### Short task
The records that follow must be repeated verbatim, every one of them.

_ _ _ _ _

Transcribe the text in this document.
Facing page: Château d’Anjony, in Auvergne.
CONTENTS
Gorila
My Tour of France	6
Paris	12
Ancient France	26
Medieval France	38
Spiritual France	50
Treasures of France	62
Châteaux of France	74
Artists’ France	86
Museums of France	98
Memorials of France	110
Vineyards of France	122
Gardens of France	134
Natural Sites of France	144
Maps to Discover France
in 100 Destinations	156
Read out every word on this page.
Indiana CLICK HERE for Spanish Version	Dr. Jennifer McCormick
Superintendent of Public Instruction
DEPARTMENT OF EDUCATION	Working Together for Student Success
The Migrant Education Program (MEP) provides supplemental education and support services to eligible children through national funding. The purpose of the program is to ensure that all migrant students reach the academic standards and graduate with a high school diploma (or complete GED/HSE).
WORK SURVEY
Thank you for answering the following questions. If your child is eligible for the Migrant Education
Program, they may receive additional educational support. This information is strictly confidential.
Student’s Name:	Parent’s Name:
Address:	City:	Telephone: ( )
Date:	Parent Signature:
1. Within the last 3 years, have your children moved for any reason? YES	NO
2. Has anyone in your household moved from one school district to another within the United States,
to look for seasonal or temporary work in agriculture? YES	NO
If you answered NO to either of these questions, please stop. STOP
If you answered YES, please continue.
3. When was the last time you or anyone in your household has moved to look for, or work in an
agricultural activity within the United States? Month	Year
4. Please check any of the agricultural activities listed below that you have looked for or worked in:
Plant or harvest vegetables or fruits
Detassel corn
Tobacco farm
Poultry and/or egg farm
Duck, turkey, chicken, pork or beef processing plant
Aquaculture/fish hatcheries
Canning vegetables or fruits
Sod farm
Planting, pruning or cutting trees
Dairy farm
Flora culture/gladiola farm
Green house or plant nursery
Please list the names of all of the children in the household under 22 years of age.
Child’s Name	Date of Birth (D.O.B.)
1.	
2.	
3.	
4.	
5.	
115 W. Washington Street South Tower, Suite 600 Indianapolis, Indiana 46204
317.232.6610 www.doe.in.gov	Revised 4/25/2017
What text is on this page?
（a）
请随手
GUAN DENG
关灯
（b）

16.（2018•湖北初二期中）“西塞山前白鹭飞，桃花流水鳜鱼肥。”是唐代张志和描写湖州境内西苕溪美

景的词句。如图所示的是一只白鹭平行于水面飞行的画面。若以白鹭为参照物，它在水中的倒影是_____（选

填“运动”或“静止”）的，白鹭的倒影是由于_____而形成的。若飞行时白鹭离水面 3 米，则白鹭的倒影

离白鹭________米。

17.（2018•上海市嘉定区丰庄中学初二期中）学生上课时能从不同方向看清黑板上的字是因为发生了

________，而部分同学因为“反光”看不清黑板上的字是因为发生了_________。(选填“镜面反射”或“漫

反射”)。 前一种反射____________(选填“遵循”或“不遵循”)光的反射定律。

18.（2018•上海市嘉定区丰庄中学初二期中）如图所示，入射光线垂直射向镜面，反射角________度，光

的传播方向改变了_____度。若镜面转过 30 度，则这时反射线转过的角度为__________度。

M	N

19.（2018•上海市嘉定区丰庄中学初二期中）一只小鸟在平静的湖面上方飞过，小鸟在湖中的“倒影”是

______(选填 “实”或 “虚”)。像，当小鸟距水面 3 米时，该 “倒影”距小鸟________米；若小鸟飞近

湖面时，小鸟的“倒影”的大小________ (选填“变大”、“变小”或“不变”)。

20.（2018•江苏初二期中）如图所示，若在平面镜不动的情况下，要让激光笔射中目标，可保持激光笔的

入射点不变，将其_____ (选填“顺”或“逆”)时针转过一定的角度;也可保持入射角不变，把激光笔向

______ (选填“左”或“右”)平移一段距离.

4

_ _ _ _ _

### Solution to this problem
Transcribe the text in this document.
Facing page: Château d’Anjony, in Auvergne.
CONTENTS
Gorila
My Tour of France	6
Paris	12
Ancient France	26
Medieval France	38
Spiritual France	50
Treasures of France	62
Châteaux of France	74
Artists’ France	86
Museums of France	98
Memorials of France	110
Vineyards of France	122
Gardens of France	134
Natural Sites of France	144
Maps to Discover France
in 100 Destinations	156
Read out every word on this page.
Indiana CLICK HERE for Spanish Version	Dr. Jennifer McCormick
Superintendent of Public Instruction
DEPARTMENT OF EDUCATION	Working Together for Student Success
The Migrant Education Program (MEP) provides supplemental education and support services to eligible children through national funding. The purpose of the program is to ensure that all migrant students reach the academic standards and graduate with a high school diploma (or complete GED/HSE).
WORK SURVEY
Thank you for answering the following questions. If your child is eligible for the Migrant Education
Program, they may receive additional educational support. This information is strictly confidential.
Student’s Name:	Parent’s Name:
Address:	City:	Telephone: ( )
Date:	Parent Signature:
1. Within the last 3 years, have your children moved for any reason? YES	NO
2. Has anyone in your household moved from one school district to another within the United States,
to look for seasonal or temporary work in agriculture? YES	NO
If you answered NO to either of these questions, please stop. STOP
If you answered YES, please continue.
3. When was the last time you or anyone in your household has moved to look for, or work in an
agricultural activity within the United States? Month	Year
4. Please check any of the agricultural activities listed below that you have looked for or worked in:
Plant or harvest vegetables or fruits
Detassel corn
Tobacco farm
Poultry and/or egg farm
Duck, turkey, chicken, pork or beef processing plant
Aquaculture/fish hatcheries
Canning vegetables or fruits
Sod farm
Planting, pruning or cutting trees
Dairy farm
Flora culture/gladiola farm
Green house or plant nursery
Please list the names of all of the children in the household under 22 years of age.
Child’s Name	Date of Birth (D.O.B.)
1.	
2.	
3.	
4.	
5.	
115 W. Washington Street South Tower, Suite 600 Indianapolis, Indiana 46204
317.232.6610 www.doe.in.gov	Revised 4/25/2017
What text is on this page?
（a）
请随手
GUAN DENG
关灯
（b）

16.（2018•湖北初二期中）“西塞山前白鹭飞，桃花流水鳜鱼肥。”是唐代张志和描写湖州境内西苕溪美

景的词句。如图所示的是一只白鹭平行于水面飞行的画面。若以白鹭为参照物，它在水中的倒影是_____（选

填“运动”或“静止”）的，白鹭的倒影是由于_____而形成的。若飞行时白鹭离水面 3 米，则白鹭的倒影

离白鹭________米。

17.（2018•上海市嘉定区丰庄中学初二期中）学生上课时能从不同方向看清黑板上的字是因为发生了

________，而部分同学因为“反光”看不清黑板上的字是因为发生了_________。(选填“镜面反射”或“漫

反射”)。 前一种反射____________(选填“遵循”或“不遵循”)光的反射定律。

18.（2018•上海市嘉定区丰庄中学初二期中）如图所示，入射光线垂直射向镜面，反射角________度，光

的传播方向改变了_____度。若镜面转过 30 度，则这时反射线转过的角度为__________度。

M	N

19.（2018•上海市嘉定区丰庄中学初二期中）一只小鸟在平静的湖面上方飞过，小鸟在湖中的“倒影”是

______(选填 “实”或 “虚”)。像，当小鸟距水面 3 米时，该 “倒影”距小鸟________米；若小鸟飞近

湖面时，小鸟的“倒影”的大小________ (选填“变大”、“变小”或“不变”)。

20.（2018•江苏初二期中）如图所示，若在平面镜不动的情况下，要让激光笔射中目标，可保持激光笔的

入射点不变，将其_____ (选填“顺”或“逆”)时针转过一定的角度;也可保持入射角不变，把激光笔向

______ (选填“左”或“右”)平移一段距离.

4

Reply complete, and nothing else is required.